TO DO. Give the count of lines containing the string "河北省唐山市丰润区湧阳办事处赵庄村", with no other output.

─── GIVEN RECORDS

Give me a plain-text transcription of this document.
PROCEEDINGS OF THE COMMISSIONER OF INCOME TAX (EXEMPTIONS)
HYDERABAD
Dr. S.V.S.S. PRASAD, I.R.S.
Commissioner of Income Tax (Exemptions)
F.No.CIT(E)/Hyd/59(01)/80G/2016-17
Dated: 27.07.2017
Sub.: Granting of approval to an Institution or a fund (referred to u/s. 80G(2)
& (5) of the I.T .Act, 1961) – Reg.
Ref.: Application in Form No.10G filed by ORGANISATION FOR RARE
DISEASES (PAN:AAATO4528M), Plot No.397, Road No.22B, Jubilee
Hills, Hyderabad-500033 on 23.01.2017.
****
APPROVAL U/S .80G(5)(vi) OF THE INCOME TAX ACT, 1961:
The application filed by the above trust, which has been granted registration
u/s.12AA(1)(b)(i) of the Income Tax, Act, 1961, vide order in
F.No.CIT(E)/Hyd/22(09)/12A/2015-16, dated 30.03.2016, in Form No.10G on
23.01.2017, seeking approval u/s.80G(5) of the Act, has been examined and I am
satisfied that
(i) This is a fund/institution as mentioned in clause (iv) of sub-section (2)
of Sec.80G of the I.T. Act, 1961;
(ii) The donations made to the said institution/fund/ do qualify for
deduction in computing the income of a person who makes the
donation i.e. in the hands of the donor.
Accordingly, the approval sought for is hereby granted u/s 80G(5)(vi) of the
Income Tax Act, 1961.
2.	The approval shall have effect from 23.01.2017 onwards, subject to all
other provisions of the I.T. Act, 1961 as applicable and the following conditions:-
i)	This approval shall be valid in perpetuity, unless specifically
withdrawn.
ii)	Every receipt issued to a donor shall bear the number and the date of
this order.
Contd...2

──────
─── GIVEN RECORDS

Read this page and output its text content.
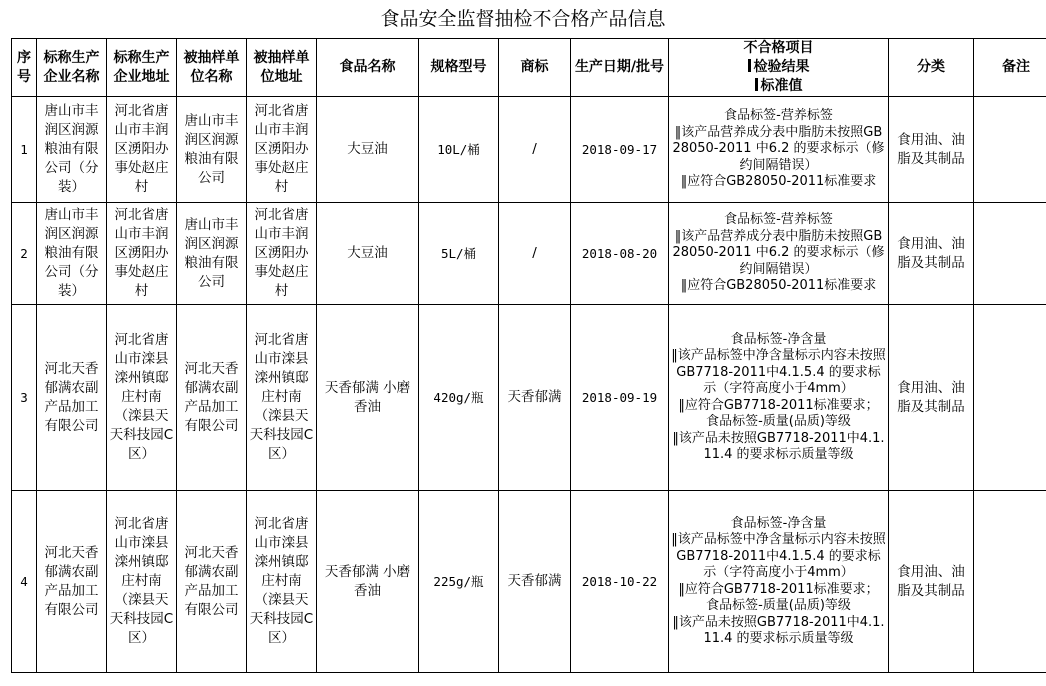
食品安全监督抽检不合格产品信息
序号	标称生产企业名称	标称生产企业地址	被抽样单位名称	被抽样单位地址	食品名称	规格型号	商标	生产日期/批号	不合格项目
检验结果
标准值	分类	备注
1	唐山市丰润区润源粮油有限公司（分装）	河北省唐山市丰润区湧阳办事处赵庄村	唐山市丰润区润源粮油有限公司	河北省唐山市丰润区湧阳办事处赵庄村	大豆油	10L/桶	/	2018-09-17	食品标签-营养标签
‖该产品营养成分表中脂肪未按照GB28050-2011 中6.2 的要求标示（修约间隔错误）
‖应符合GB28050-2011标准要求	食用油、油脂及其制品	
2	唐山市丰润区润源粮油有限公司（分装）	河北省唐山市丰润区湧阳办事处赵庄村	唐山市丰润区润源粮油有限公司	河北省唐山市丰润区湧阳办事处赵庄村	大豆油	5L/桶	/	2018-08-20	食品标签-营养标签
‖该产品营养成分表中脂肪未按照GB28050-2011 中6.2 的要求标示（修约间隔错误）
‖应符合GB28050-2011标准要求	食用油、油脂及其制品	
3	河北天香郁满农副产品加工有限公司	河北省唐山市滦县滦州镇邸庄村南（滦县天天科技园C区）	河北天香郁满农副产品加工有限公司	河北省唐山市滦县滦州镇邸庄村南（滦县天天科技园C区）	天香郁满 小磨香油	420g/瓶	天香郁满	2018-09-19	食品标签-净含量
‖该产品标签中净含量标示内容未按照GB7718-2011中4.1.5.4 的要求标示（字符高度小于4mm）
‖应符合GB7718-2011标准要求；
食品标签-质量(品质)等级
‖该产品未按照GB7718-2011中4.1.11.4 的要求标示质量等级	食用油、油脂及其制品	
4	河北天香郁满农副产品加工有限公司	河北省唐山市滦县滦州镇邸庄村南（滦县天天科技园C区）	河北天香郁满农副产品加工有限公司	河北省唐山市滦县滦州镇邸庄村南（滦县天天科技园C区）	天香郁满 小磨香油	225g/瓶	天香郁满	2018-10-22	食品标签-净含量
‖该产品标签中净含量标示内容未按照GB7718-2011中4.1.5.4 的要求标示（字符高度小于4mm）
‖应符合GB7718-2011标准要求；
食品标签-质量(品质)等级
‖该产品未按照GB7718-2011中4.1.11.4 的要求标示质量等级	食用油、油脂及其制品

──────

COMPLETED EXERCISE. 2